Go through the material below and copy each line where the word "some" appears.
____ The input
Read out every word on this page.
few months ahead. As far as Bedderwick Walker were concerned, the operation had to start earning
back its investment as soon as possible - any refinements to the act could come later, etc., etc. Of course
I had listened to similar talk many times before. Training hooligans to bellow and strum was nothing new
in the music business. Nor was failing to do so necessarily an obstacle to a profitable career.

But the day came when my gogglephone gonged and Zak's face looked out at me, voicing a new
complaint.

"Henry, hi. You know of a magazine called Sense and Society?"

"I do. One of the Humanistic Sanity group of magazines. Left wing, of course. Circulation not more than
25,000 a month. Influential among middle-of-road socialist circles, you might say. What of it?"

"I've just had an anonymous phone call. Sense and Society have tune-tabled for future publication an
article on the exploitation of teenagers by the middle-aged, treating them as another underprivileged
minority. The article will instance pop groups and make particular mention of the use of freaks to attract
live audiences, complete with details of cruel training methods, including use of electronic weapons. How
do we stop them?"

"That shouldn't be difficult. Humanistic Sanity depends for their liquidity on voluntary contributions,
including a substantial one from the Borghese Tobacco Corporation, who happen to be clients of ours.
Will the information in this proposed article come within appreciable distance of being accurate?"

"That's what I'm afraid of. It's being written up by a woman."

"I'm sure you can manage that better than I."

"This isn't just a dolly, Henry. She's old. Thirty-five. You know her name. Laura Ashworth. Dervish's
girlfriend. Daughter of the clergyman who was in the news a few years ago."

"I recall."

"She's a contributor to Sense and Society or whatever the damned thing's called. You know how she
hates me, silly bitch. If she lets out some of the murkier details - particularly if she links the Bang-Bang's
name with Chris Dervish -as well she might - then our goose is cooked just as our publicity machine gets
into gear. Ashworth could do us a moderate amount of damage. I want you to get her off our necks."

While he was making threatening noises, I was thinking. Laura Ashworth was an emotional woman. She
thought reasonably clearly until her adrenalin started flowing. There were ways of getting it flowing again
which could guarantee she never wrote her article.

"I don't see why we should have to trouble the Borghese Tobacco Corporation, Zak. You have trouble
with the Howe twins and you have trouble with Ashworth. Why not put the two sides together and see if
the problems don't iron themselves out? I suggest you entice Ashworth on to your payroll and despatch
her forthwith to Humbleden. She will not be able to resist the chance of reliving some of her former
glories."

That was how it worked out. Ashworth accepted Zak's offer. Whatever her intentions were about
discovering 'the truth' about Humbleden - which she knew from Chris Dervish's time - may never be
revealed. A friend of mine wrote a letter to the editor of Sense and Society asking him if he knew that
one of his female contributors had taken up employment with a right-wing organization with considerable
________
■ Result of the task ■
hates me, silly bitch. If she lets out some of the murkier details - particularly if she links the Bang-Bang's
her forthwith to Humbleden. She will not be able to resist the chance of reliving some of her former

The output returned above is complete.